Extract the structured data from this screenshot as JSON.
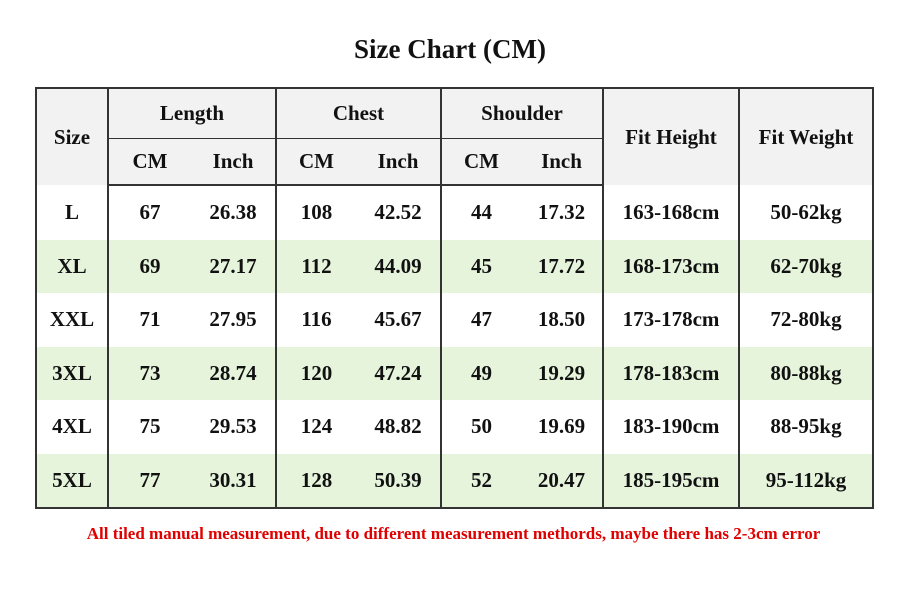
{
  "title": "Size Chart (CM)",
  "table": {
    "columns": [
      "Size",
      "Length",
      "Chest",
      "Shoulder",
      "Fit Height",
      "Fit Weight"
    ],
    "subcolumns": [
      "CM",
      "Inch",
      "CM",
      "Inch",
      "CM",
      "Inch"
    ],
    "rows": [
      [
        "L",
        "67",
        "26.38",
        "108",
        "42.52",
        "44",
        "17.32",
        "163-168cm",
        "50-62kg"
      ],
      [
        "XL",
        "69",
        "27.17",
        "112",
        "44.09",
        "45",
        "17.72",
        "168-173cm",
        "62-70kg"
      ],
      [
        "XXL",
        "71",
        "27.95",
        "116",
        "45.67",
        "47",
        "18.50",
        "173-178cm",
        "72-80kg"
      ],
      [
        "3XL",
        "73",
        "28.74",
        "120",
        "47.24",
        "49",
        "19.29",
        "178-183cm",
        "80-88kg"
      ],
      [
        "4XL",
        "75",
        "29.53",
        "124",
        "48.82",
        "50",
        "19.69",
        "183-190cm",
        "88-95kg"
      ],
      [
        "5XL",
        "77",
        "30.31",
        "128",
        "50.39",
        "52",
        "20.47",
        "185-195cm",
        "95-112kg"
      ]
    ]
  },
  "note": "All tiled manual measurement, due to different measurement methords, maybe there has 2-3cm error"
}
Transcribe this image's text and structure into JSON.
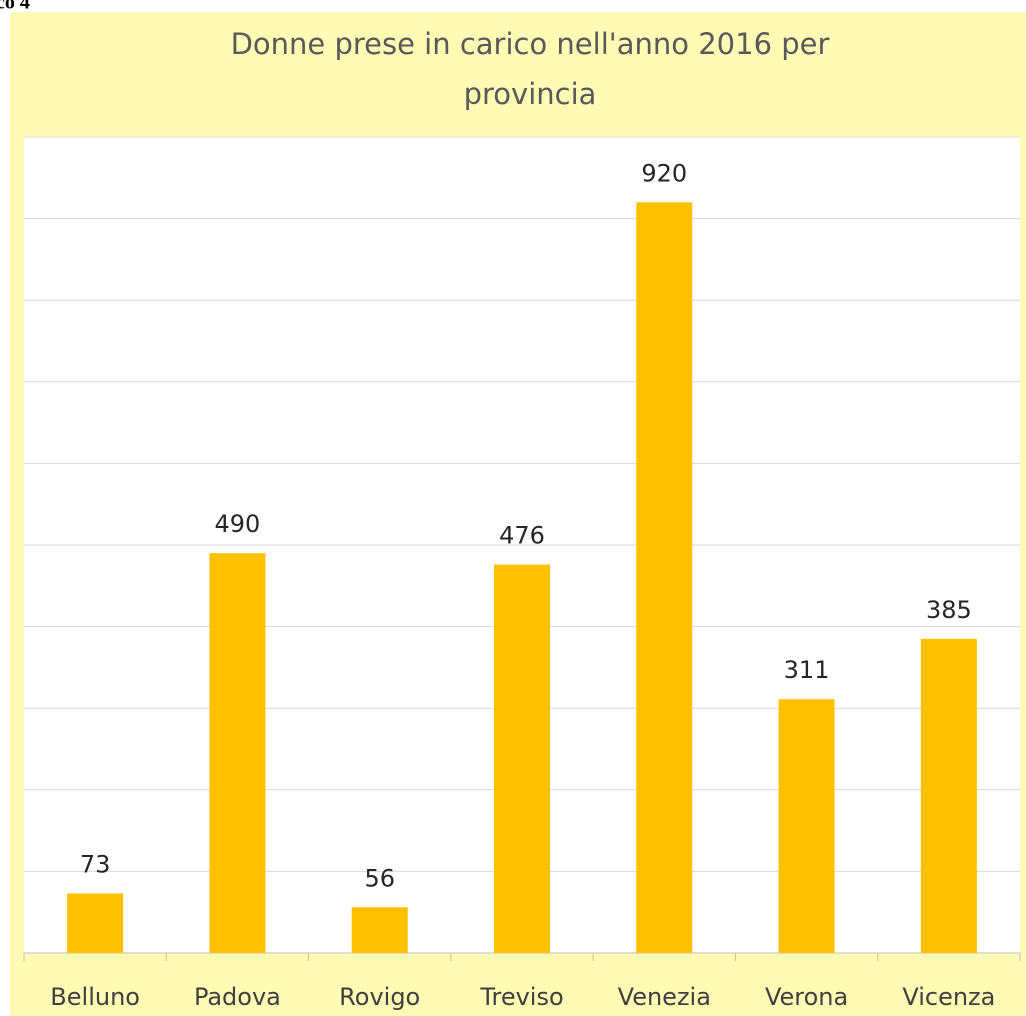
{
  "caption": "co 4",
  "chart_data": {
    "type": "bar",
    "title": "Donne prese in carico nell'anno 2016 per",
    "title_line2": "provincia",
    "categories": [
      "Belluno",
      "Padova",
      "Rovigo",
      "Treviso",
      "Venezia",
      "Verona",
      "Vicenza"
    ],
    "values": [
      73,
      490,
      56,
      476,
      920,
      311,
      385
    ],
    "color": "#ffc000",
    "ylim": [
      0,
      1000
    ],
    "yticks": [
      0,
      100,
      200,
      300,
      400,
      500,
      600,
      700,
      800,
      900,
      1000
    ],
    "grid": true
  }
}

———

▶ [Work to complete]
Starting with the line that contains "Transcribe this image's", reproduce every line down to the end of the listing above, both endpoints included. Pictures stay out.

▶ [Answer to this task]
Transcribe this image's text and structure into JSON.
{
  "caption": "co 4",
  "chart_data": {
    "type": "bar",
    "title": "Donne prese in carico nell'anno 2016 per",
    "title_line2": "provincia",
    "categories": [
      "Belluno",
      "Padova",
      "Rovigo",
      "Treviso",
      "Venezia",
      "Verona",
      "Vicenza"
    ],
    "values": [
      73,
      490,
      56,
      476,
      920,
      311,
      385
    ],
    "color": "#ffc000",
    "ylim": [
      0,
      1000
    ],
    "yticks": [
      0,
      100,
      200,
      300,
      400,
      500,
      600,
      700,
      800,
      900,
      1000
    ],
    "grid": true
  }
}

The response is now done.